◆ **The task**: Of all the lines in the records below, how many hold the word "strength"? Give the number alone.

◆ **Material to process**:
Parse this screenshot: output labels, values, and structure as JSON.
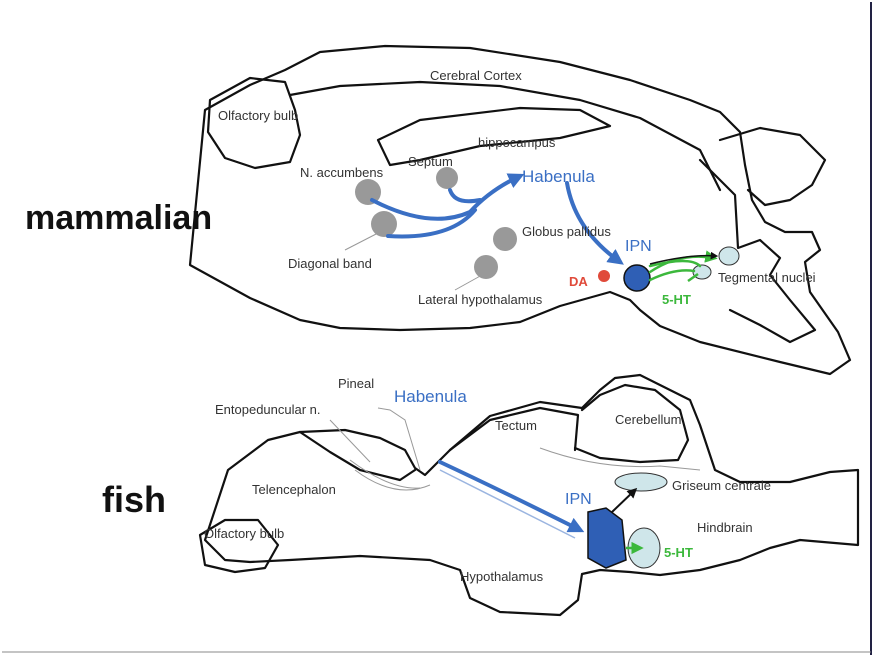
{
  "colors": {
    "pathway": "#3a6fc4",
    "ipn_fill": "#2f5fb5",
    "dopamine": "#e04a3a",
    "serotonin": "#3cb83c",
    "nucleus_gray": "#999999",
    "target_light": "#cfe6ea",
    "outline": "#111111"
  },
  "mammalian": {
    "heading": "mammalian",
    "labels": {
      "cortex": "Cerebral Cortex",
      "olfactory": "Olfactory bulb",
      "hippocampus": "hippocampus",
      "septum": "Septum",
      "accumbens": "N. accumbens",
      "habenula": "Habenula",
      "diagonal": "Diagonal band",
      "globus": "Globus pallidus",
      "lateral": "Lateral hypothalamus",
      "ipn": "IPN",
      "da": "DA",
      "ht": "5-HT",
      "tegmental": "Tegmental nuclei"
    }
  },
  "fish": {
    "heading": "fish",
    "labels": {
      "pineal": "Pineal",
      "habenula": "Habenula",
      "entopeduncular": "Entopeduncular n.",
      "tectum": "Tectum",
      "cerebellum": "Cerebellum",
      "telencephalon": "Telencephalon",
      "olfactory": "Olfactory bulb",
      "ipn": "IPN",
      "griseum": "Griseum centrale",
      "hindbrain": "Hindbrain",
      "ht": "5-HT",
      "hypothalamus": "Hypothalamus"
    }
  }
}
...
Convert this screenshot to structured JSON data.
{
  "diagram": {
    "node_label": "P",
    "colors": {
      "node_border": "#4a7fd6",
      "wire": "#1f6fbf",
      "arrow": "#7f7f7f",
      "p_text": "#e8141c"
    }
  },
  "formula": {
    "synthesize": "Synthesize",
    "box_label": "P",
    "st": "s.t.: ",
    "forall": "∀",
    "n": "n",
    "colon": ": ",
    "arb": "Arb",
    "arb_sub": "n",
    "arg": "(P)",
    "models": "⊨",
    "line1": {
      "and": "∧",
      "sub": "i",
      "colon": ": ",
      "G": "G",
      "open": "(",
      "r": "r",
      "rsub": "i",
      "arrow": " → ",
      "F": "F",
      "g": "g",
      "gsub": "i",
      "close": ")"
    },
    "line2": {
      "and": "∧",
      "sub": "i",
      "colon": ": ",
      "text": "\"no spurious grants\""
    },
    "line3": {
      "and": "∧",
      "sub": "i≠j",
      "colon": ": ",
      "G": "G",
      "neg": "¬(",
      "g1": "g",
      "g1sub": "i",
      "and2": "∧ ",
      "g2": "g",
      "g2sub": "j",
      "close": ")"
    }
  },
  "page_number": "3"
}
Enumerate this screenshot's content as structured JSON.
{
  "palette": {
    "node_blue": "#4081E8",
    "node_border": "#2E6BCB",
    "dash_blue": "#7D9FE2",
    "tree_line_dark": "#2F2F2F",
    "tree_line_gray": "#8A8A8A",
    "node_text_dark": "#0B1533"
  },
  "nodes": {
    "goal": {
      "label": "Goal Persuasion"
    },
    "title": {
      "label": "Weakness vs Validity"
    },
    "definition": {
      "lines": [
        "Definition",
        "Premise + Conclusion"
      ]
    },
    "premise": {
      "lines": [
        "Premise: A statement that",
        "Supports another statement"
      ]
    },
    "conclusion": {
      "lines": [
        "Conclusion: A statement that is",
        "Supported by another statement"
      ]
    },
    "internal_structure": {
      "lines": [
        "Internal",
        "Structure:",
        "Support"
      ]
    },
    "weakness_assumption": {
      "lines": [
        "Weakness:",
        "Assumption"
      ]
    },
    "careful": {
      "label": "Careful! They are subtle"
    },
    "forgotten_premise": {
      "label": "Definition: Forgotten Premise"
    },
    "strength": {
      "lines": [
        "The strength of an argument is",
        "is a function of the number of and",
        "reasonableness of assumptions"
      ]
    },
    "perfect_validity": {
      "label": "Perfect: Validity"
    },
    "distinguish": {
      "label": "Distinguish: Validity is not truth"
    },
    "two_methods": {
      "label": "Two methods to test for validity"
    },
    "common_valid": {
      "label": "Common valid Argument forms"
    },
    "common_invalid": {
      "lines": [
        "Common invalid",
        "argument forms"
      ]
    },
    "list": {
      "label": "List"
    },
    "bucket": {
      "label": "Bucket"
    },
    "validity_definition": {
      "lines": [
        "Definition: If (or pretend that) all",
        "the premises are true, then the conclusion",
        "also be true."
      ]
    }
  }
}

◆ **Final answer**: 2